■ **Available records**
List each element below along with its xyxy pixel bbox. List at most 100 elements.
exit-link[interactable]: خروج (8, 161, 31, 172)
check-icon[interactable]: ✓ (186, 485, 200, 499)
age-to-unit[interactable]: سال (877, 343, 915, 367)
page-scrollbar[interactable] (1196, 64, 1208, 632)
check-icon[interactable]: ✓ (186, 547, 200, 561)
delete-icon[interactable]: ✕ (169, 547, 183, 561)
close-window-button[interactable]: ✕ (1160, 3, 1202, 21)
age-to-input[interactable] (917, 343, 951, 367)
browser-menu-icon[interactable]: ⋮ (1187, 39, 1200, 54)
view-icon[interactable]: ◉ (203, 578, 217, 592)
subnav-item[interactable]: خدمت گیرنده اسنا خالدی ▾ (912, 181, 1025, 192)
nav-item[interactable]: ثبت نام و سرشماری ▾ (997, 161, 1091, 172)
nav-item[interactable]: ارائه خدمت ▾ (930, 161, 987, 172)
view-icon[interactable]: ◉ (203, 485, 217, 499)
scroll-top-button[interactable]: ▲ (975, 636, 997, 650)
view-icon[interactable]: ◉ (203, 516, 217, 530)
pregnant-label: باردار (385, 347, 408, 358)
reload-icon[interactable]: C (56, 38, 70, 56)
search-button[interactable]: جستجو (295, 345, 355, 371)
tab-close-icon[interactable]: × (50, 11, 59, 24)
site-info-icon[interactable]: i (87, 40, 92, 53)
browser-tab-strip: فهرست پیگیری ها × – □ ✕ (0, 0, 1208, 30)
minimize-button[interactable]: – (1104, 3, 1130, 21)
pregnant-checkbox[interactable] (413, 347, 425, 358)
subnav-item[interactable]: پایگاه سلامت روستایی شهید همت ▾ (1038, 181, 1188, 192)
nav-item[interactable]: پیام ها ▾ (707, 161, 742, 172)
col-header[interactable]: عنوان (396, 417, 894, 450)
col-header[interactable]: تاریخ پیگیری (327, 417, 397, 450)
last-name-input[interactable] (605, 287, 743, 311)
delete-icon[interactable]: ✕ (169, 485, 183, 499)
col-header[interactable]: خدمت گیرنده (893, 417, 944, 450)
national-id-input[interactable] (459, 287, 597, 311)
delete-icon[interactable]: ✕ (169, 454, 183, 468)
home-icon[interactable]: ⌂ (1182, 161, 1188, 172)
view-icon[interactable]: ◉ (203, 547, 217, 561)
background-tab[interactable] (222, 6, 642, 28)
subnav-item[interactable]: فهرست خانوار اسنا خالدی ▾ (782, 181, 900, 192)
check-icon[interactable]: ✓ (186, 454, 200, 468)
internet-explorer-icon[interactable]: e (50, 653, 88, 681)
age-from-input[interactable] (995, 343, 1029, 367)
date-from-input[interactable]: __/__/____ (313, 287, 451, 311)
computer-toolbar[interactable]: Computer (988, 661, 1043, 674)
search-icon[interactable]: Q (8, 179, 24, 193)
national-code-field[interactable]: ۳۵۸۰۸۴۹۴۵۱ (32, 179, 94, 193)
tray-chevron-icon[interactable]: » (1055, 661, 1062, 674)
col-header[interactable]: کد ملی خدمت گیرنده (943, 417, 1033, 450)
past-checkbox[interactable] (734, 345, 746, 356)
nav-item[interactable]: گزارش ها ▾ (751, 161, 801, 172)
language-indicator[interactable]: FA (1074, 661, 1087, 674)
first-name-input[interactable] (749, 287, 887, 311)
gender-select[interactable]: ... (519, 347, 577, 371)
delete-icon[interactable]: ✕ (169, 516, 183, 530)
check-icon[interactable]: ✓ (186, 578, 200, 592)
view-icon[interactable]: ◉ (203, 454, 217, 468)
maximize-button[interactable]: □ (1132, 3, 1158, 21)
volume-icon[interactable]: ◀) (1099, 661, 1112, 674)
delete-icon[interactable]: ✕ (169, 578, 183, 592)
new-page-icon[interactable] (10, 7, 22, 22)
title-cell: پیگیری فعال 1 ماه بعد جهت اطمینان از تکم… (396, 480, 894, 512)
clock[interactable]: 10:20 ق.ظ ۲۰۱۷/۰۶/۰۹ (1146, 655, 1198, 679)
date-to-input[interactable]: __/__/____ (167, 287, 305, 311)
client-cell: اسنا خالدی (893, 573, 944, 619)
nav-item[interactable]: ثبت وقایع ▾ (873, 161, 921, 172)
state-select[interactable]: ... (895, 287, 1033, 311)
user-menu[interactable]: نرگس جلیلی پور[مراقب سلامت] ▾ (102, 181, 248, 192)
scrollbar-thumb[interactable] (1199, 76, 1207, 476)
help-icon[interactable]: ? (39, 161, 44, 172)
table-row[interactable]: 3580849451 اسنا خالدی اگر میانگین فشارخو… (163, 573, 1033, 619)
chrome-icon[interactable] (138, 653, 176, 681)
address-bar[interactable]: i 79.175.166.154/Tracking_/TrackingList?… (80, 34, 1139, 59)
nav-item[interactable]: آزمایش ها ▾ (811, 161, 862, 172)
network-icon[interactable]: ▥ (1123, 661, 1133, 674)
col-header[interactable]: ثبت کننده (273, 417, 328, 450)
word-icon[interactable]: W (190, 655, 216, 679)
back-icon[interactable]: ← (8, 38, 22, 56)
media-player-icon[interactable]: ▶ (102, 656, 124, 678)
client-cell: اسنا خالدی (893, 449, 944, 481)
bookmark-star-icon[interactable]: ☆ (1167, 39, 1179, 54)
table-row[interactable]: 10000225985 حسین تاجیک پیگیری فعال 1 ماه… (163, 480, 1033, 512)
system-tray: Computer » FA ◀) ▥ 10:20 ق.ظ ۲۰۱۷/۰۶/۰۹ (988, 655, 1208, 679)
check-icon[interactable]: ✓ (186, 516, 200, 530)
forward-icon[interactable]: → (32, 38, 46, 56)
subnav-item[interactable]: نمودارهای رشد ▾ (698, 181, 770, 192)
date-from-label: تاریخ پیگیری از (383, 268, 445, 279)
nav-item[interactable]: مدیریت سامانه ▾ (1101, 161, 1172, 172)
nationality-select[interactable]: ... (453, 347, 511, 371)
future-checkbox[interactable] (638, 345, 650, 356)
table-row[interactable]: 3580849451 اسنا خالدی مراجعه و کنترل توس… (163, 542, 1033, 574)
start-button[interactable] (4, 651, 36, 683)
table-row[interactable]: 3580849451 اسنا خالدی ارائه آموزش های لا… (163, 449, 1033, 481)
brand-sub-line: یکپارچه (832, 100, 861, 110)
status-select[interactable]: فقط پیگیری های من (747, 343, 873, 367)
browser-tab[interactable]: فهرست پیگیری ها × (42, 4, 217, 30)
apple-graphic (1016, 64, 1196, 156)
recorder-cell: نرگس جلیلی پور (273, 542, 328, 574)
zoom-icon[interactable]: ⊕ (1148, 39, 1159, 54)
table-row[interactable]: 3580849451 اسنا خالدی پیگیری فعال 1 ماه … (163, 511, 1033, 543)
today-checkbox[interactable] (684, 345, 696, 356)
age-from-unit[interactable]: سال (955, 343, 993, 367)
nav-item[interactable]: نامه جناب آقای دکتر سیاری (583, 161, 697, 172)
==
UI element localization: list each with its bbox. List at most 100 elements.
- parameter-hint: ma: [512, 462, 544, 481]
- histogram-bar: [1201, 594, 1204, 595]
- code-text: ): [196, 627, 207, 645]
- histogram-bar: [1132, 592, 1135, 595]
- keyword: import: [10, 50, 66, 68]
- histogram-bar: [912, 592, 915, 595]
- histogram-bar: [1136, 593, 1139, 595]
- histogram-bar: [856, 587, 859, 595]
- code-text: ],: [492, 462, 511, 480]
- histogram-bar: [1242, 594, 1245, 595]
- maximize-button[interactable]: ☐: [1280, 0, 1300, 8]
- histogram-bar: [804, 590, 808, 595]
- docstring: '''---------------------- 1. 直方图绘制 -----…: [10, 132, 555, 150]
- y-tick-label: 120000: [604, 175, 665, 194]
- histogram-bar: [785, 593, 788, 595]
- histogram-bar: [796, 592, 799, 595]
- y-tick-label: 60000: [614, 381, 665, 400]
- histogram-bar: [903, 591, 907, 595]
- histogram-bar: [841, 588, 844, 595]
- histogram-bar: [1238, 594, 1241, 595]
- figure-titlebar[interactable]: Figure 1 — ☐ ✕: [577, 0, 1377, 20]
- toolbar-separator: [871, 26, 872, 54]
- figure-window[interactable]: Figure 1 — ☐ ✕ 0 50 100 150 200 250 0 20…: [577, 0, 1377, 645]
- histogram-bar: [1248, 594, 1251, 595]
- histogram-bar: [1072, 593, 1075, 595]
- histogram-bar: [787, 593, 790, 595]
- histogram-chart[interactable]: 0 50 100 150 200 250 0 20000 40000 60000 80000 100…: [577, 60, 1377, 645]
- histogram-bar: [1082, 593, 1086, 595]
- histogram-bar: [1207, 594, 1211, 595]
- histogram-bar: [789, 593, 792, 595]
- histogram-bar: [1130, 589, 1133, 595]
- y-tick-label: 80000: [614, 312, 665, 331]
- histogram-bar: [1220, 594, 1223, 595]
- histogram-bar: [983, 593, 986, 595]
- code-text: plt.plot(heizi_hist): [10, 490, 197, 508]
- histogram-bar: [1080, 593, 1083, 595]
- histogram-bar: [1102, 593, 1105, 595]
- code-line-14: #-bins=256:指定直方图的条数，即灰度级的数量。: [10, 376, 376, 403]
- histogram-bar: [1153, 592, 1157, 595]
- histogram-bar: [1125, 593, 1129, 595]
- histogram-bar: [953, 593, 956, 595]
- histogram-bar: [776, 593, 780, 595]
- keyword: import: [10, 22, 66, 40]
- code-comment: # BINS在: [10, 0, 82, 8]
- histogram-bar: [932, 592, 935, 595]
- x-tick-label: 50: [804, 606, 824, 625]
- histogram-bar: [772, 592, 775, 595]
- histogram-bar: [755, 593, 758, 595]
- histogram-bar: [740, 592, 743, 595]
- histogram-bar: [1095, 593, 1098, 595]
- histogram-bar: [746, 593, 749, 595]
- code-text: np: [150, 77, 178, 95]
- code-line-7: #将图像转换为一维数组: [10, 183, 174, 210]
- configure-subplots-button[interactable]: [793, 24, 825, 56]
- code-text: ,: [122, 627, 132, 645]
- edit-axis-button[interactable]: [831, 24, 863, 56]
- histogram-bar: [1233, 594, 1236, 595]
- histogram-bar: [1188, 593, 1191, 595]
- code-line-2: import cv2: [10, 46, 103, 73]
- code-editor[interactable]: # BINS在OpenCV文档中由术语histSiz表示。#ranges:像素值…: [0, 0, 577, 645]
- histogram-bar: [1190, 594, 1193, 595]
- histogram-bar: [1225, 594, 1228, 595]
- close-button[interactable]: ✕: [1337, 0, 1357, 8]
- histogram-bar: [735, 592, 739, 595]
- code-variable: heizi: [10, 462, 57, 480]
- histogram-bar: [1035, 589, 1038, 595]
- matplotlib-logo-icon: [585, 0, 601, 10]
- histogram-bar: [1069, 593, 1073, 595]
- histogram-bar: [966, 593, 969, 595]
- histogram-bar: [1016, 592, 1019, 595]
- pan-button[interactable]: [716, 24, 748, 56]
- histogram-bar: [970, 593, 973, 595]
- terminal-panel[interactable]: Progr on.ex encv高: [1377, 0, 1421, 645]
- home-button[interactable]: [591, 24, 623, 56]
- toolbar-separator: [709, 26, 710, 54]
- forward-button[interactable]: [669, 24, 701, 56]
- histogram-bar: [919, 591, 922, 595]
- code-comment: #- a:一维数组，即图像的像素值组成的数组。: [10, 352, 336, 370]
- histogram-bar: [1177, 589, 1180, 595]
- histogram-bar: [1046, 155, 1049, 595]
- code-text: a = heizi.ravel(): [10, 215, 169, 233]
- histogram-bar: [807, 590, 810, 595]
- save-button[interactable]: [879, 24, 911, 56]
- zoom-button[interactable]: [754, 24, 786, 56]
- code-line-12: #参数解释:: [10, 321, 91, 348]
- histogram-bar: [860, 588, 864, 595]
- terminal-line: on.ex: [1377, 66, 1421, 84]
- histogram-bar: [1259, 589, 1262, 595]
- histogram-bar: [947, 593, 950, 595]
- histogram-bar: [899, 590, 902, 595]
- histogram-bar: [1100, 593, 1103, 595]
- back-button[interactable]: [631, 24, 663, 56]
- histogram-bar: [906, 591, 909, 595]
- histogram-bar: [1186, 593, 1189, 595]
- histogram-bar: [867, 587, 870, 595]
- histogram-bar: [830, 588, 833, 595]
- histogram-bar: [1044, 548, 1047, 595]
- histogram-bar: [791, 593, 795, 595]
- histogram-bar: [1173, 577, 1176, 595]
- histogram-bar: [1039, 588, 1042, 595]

■ **What is required**
Write out the data above, starting at the line that contains "UI element localization: list" and ending at the line that contains "- histogram-bar: [796, 592, 799, 595]", with both of those lines included.

■ **Result of this exercise**
UI element localization: list each with its bbox. List at most 100 elements.
- parameter-hint: ma: [512, 462, 544, 481]
- histogram-bar: [1201, 594, 1204, 595]
- code-text: ): [196, 627, 207, 645]
- histogram-bar: [1132, 592, 1135, 595]
- keyword: import: [10, 50, 66, 68]
- histogram-bar: [912, 592, 915, 595]
- histogram-bar: [1136, 593, 1139, 595]
- histogram-bar: [856, 587, 859, 595]
- code-text: ],: [492, 462, 511, 480]
- histogram-bar: [1242, 594, 1245, 595]
- maximize-button[interactable]: ☐: [1280, 0, 1300, 8]
- histogram-bar: [804, 590, 808, 595]
- docstring: '''---------------------- 1. 直方图绘制 -----…: [10, 132, 555, 150]
- y-tick-label: 120000: [604, 175, 665, 194]
- histogram-bar: [785, 593, 788, 595]
- histogram-bar: [796, 592, 799, 595]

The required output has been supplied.